Set problem. Give all of the lines again exactly as they read.

══ Exercise inputs

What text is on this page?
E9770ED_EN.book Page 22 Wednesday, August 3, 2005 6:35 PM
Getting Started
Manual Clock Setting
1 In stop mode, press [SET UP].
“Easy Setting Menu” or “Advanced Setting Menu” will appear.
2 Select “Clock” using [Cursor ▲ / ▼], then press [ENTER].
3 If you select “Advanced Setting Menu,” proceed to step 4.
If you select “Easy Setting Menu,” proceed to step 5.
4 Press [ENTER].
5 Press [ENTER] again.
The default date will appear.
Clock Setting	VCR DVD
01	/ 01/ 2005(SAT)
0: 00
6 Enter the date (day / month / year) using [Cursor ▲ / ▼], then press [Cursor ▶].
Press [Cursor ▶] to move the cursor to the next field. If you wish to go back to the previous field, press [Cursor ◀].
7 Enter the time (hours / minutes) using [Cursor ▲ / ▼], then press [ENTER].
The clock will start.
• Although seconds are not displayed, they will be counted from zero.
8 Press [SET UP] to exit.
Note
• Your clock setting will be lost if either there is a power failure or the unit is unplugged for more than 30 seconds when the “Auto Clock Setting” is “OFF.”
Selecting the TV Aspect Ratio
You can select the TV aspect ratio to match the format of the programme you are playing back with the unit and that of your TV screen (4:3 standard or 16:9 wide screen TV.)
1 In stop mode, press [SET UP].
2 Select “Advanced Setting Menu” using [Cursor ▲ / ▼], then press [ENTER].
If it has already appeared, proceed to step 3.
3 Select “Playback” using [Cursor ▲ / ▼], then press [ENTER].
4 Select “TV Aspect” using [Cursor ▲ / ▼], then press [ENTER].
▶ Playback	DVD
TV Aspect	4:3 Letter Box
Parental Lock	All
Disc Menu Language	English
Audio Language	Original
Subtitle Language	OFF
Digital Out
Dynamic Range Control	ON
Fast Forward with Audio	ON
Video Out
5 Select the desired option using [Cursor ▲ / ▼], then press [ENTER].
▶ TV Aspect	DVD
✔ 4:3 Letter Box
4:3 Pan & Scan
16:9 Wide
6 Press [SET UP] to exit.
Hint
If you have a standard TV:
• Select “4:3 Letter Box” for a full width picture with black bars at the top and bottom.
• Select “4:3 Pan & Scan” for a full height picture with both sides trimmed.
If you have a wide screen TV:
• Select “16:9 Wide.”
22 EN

════

Answer.
What text is on this page?
E9770ED_EN.book Page 22 Wednesday, August 3, 2005 6:35 PM
Getting Started
Manual Clock Setting
1 In stop mode, press [SET UP].
“Easy Setting Menu” or “Advanced Setting Menu” will appear.
2 Select “Clock” using [Cursor ▲ / ▼], then press [ENTER].
3 If you select “Advanced Setting Menu,” proceed to step 4.
If you select “Easy Setting Menu,” proceed to step 5.
4 Press [ENTER].
5 Press [ENTER] again.
The default date will appear.
Clock Setting	VCR DVD
01	/ 01/ 2005(SAT)
0: 00
6 Enter the date (day / month / year) using [Cursor ▲ / ▼], then press [Cursor ▶].
Press [Cursor ▶] to move the cursor to the next field. If you wish to go back to the previous field, press [Cursor ◀].
7 Enter the time (hours / minutes) using [Cursor ▲ / ▼], then press [ENTER].
The clock will start.
• Although seconds are not displayed, they will be counted from zero.
8 Press [SET UP] to exit.
Note
• Your clock setting will be lost if either there is a power failure or the unit is unplugged for more than 30 seconds when the “Auto Clock Setting” is “OFF.”
Selecting the TV Aspect Ratio
You can select the TV aspect ratio to match the format of the programme you are playing back with the unit and that of your TV screen (4:3 standard or 16:9 wide screen TV.)
1 In stop mode, press [SET UP].
2 Select “Advanced Setting Menu” using [Cursor ▲ / ▼], then press [ENTER].
If it has already appeared, proceed to step 3.
3 Select “Playback” using [Cursor ▲ / ▼], then press [ENTER].
4 Select “TV Aspect” using [Cursor ▲ / ▼], then press [ENTER].
▶ Playback	DVD
TV Aspect	4:3 Letter Box
Parental Lock	All
Disc Menu Language	English
Audio Language	Original
Subtitle Language	OFF
Digital Out
Dynamic Range Control	ON
Fast Forward with Audio	ON
Video Out
5 Select the desired option using [Cursor ▲ / ▼], then press [ENTER].
▶ TV Aspect	DVD
✔ 4:3 Letter Box
4:3 Pan & Scan
16:9 Wide
6 Press [SET UP] to exit.
Hint
If you have a standard TV:
• Select “4:3 Letter Box” for a full width picture with black bars at the top and bottom.
• Select “4:3 Pan & Scan” for a full height picture with both sides trimmed.
If you have a wide screen TV:
• Select “16:9 Wide.”
22 EN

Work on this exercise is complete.